● SHORT EXERCISE
Set down the records once more, please, exactly and with the pictures left out.

● THE RECORDS
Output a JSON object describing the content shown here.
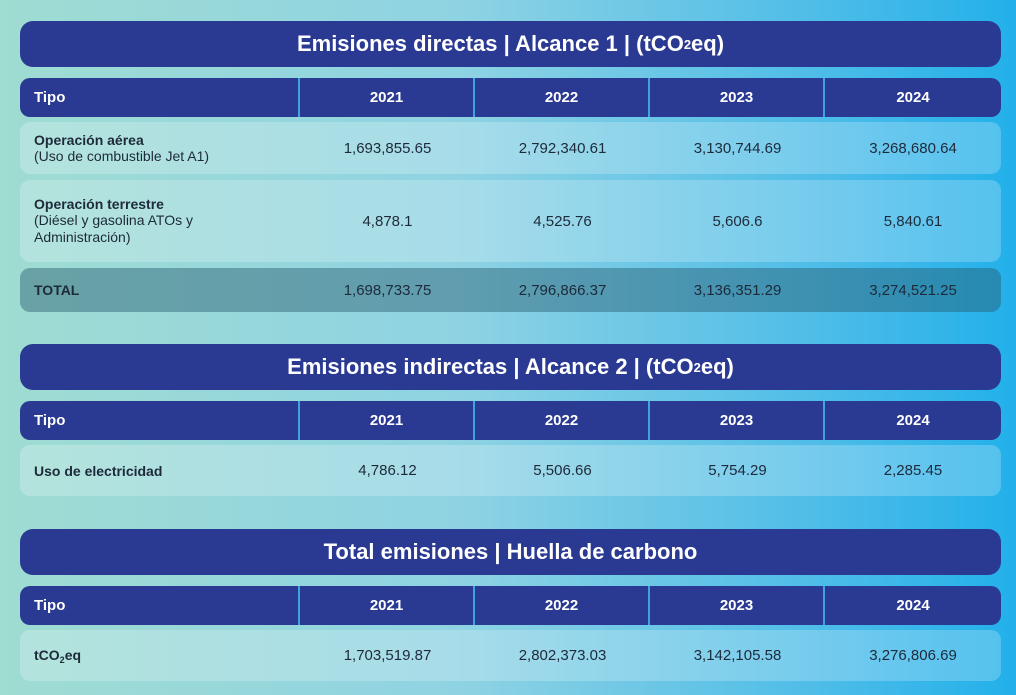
{
  "columns": {
    "tipo": "Tipo",
    "years": [
      "2021",
      "2022",
      "2023",
      "2024"
    ]
  },
  "section1": {
    "title_pre": "Emisiones directas | Alcance 1 | (tCO",
    "title_sub": "2",
    "title_post": "eq)",
    "rows": [
      {
        "label": "Operación aérea",
        "sub": "(Uso de combustible Jet A1)",
        "values": [
          "1,693,855.65",
          "2,792,340.61",
          "3,130,744.69",
          "3,268,680.64"
        ]
      },
      {
        "label": "Operación terrestre",
        "sub": "(Diésel y gasolina ATOs y Administración)",
        "values": [
          "4,878.1",
          "4,525.76",
          "5,606.6",
          "5,840.61"
        ]
      }
    ],
    "total": {
      "label": "TOTAL",
      "values": [
        "1,698,733.75",
        "2,796,866.37",
        "3,136,351.29",
        "3,274,521.25"
      ]
    }
  },
  "section2": {
    "title_pre": "Emisiones indirectas | Alcance 2 | (tCO",
    "title_sub": "2",
    "title_post": "eq)",
    "row": {
      "label": "Uso de electricidad",
      "values": [
        "4,786.12",
        "5,506.66",
        "5,754.29",
        "2,285.45"
      ]
    }
  },
  "section3": {
    "title": "Total emisiones | Huella de carbono",
    "row": {
      "label_pre": "tCO",
      "label_sub": "2",
      "label_post": "eq",
      "values": [
        "1,703,519.87",
        "2,802,373.03",
        "3,142,105.58",
        "3,276,806.69"
      ]
    }
  }
}
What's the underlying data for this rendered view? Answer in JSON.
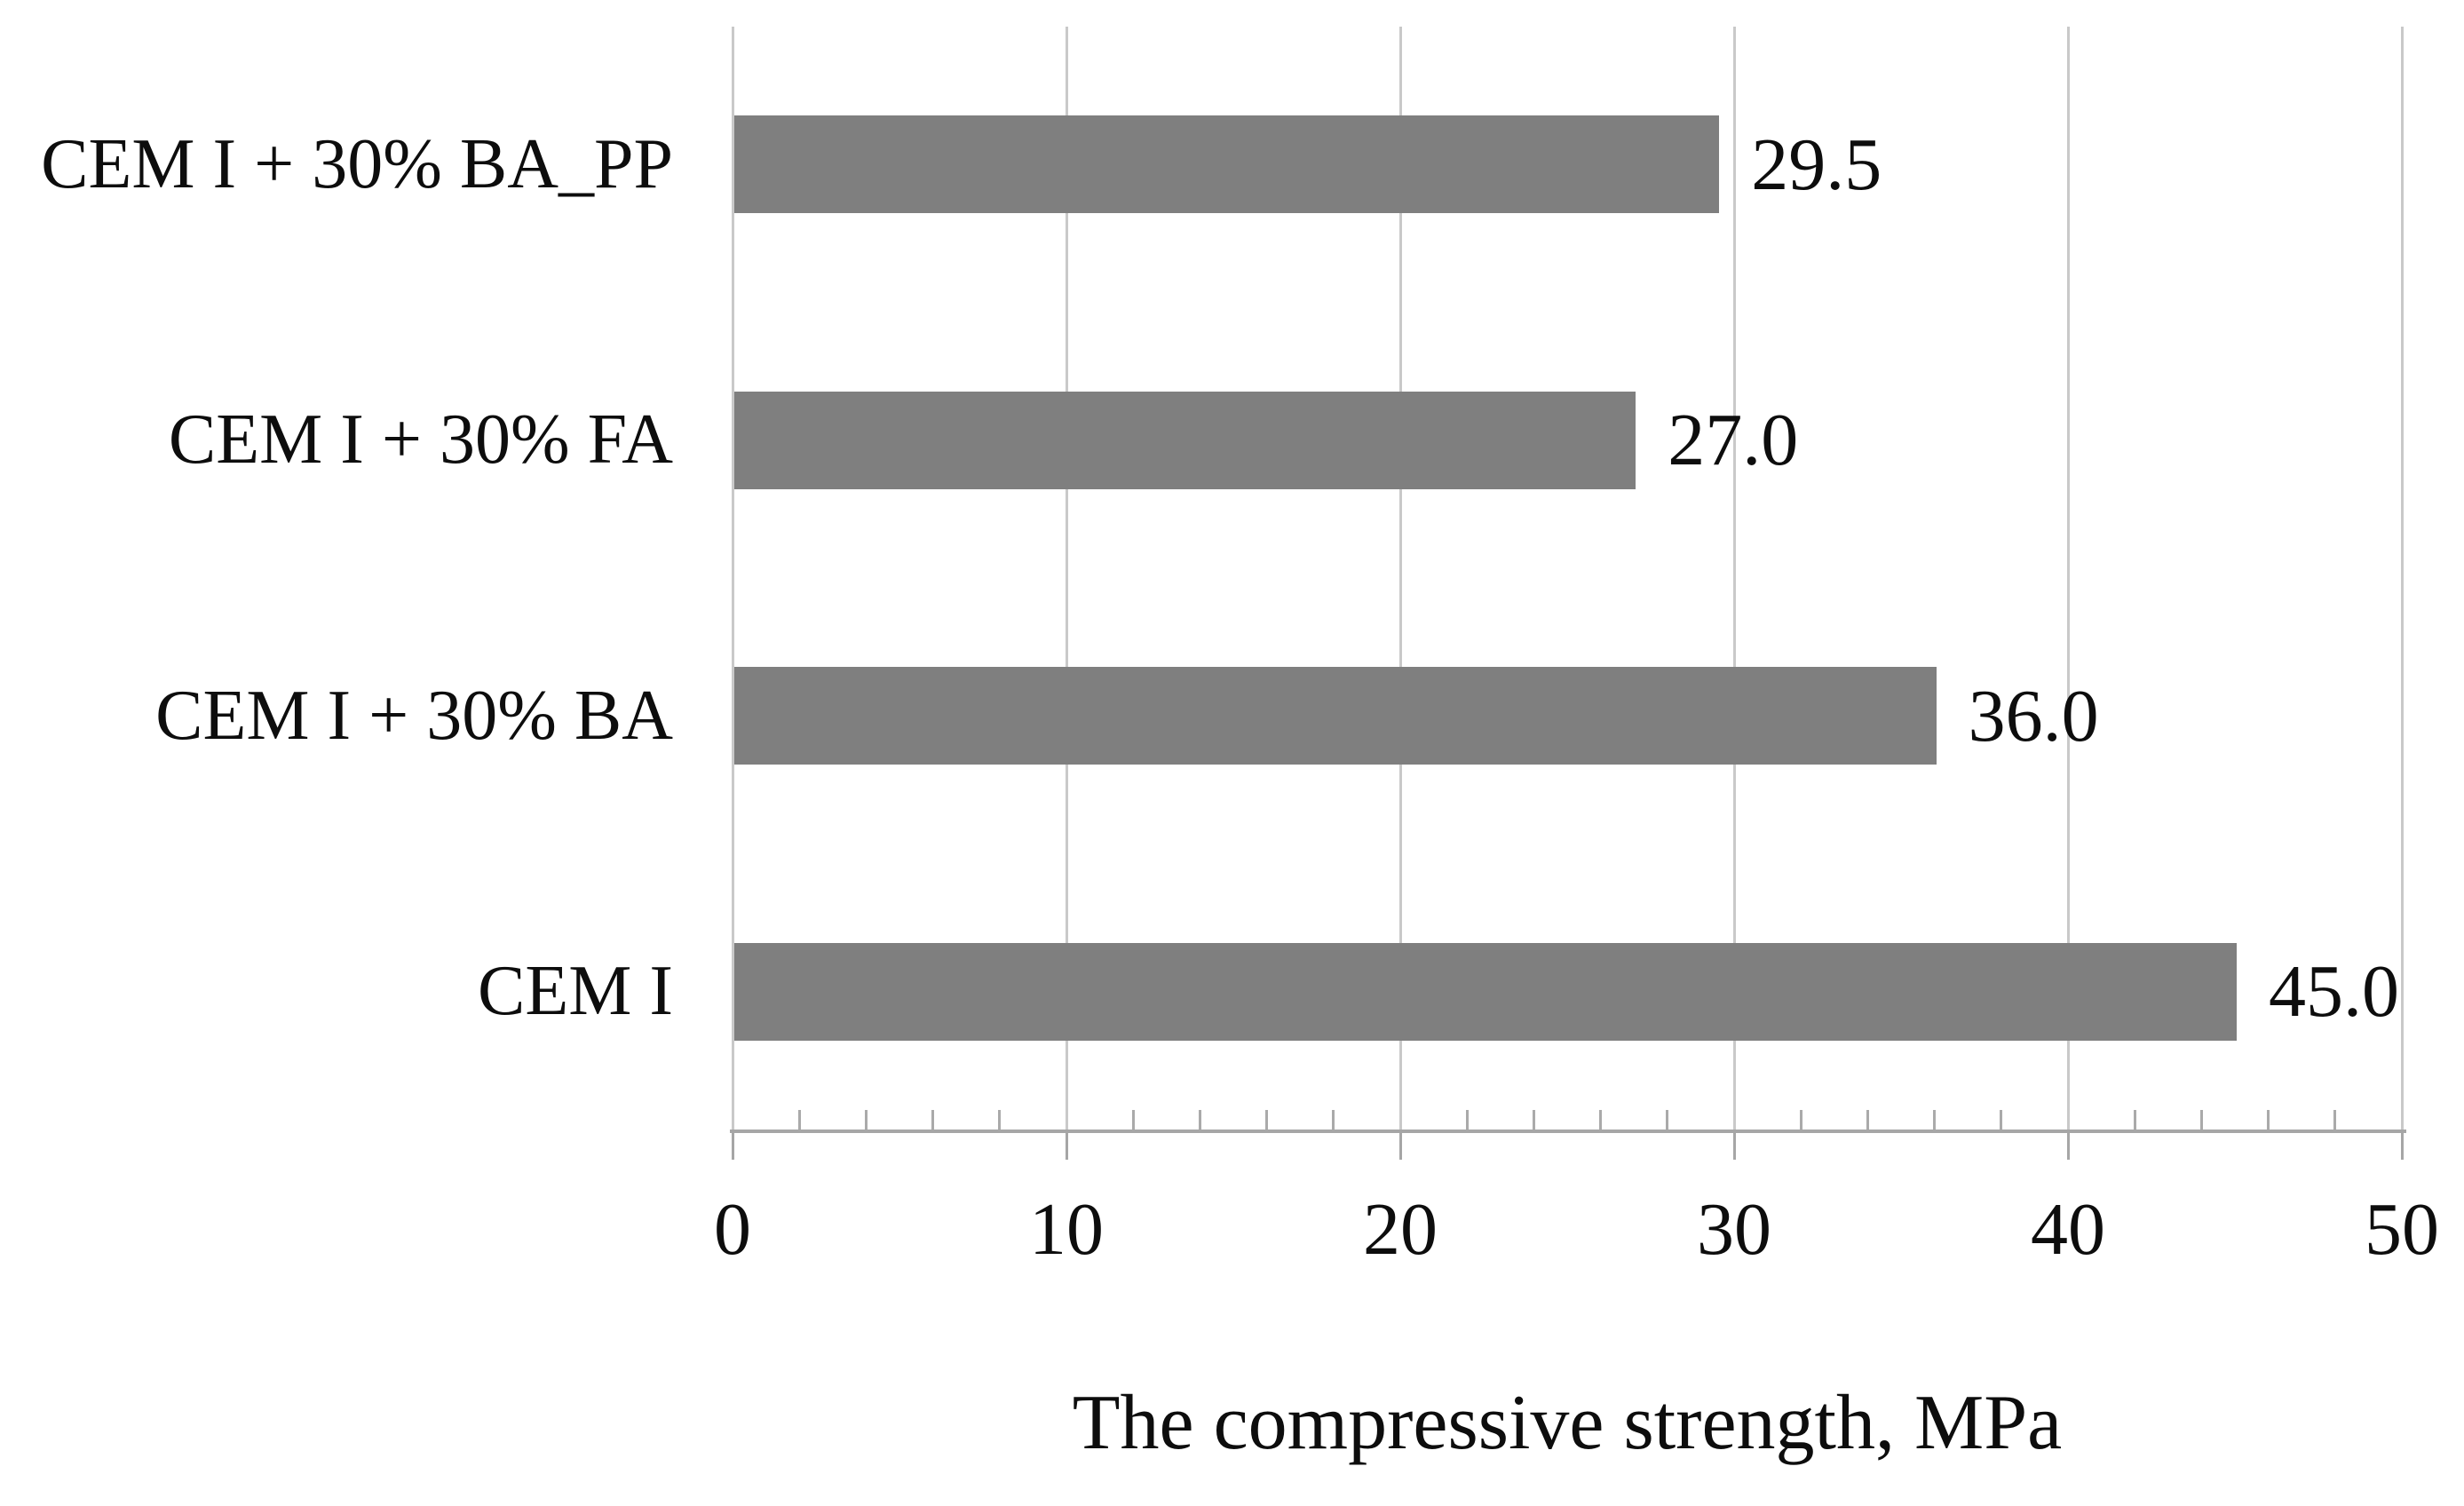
{
  "chart_data": {
    "type": "bar",
    "orientation": "horizontal",
    "title": "",
    "xlabel": "The compressive strength, MPa",
    "ylabel": "",
    "categories": [
      "CEM I + 30% BA_PP",
      "CEM I + 30% FA",
      "CEM I + 30% BA",
      "CEM I"
    ],
    "values": [
      29.5,
      27.0,
      36.0,
      45.0
    ],
    "value_labels": [
      "29.5",
      "27.0",
      "36.0",
      "45.0"
    ],
    "xlim": [
      0,
      50
    ],
    "x_ticks": [
      0,
      10,
      20,
      30,
      40,
      50
    ],
    "x_tick_labels": [
      "0",
      "10",
      "20",
      "30",
      "40",
      "50"
    ],
    "major_tick_step": 10,
    "minor_tick_step": 2,
    "grid": "vertical-major-only",
    "legend": "none",
    "colors": {
      "bar": "#7f7f7f",
      "gridline": "#c9c9c9",
      "axis": "#a6a6a6",
      "minor_tick": "#aaaaaa",
      "text": "#0d0d0d"
    }
  }
}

● RESULT OF THE EXERCISE
Output a JSON object describing the content shown here.
{
  "columns": {
    "tipo": "Tipo",
    "years": [
      "2021",
      "2022",
      "2023",
      "2024"
    ]
  },
  "section1": {
    "title_pre": "Emisiones directas | Alcance 1 | (tCO",
    "title_sub": "2",
    "title_post": "eq)",
    "rows": [
      {
        "label": "Operación aérea",
        "sub": "(Uso de combustible Jet A1)",
        "values": [
          "1,693,855.65",
          "2,792,340.61",
          "3,130,744.69",
          "3,268,680.64"
        ]
      },
      {
        "label": "Operación terrestre",
        "sub": "(Diésel y gasolina ATOs y Administración)",
        "values": [
          "4,878.1",
          "4,525.76",
          "5,606.6",
          "5,840.61"
        ]
      }
    ],
    "total": {
      "label": "TOTAL",
      "values": [
        "1,698,733.75",
        "2,796,866.37",
        "3,136,351.29",
        "3,274,521.25"
      ]
    }
  },
  "section2": {
    "title_pre": "Emisiones indirectas | Alcance 2 | (tCO",
    "title_sub": "2",
    "title_post": "eq)",
    "row": {
      "label": "Uso de electricidad",
      "values": [
        "4,786.12",
        "5,506.66",
        "5,754.29",
        "2,285.45"
      ]
    }
  },
  "section3": {
    "title": "Total emisiones | Huella de carbono",
    "row": {
      "label_pre": "tCO",
      "label_sub": "2",
      "label_post": "eq",
      "values": [
        "1,703,519.87",
        "2,802,373.03",
        "3,142,105.58",
        "3,276,806.69"
      ]
    }
  }
}
What's the underlying data for this rendered view? Answer in JSON.
{
  "chart_data": {
    "type": "bar",
    "orientation": "horizontal",
    "title": "",
    "xlabel": "The compressive strength, MPa",
    "ylabel": "",
    "categories": [
      "CEM I + 30% BA_PP",
      "CEM I + 30% FA",
      "CEM I + 30% BA",
      "CEM I"
    ],
    "values": [
      29.5,
      27.0,
      36.0,
      45.0
    ],
    "value_labels": [
      "29.5",
      "27.0",
      "36.0",
      "45.0"
    ],
    "xlim": [
      0,
      50
    ],
    "x_ticks": [
      0,
      10,
      20,
      30,
      40,
      50
    ],
    "x_tick_labels": [
      "0",
      "10",
      "20",
      "30",
      "40",
      "50"
    ],
    "major_tick_step": 10,
    "minor_tick_step": 2,
    "grid": "vertical-major-only",
    "legend": "none",
    "colors": {
      "bar": "#7f7f7f",
      "gridline": "#c9c9c9",
      "axis": "#a6a6a6",
      "minor_tick": "#aaaaaa",
      "text": "#0d0d0d"
    }
  }
}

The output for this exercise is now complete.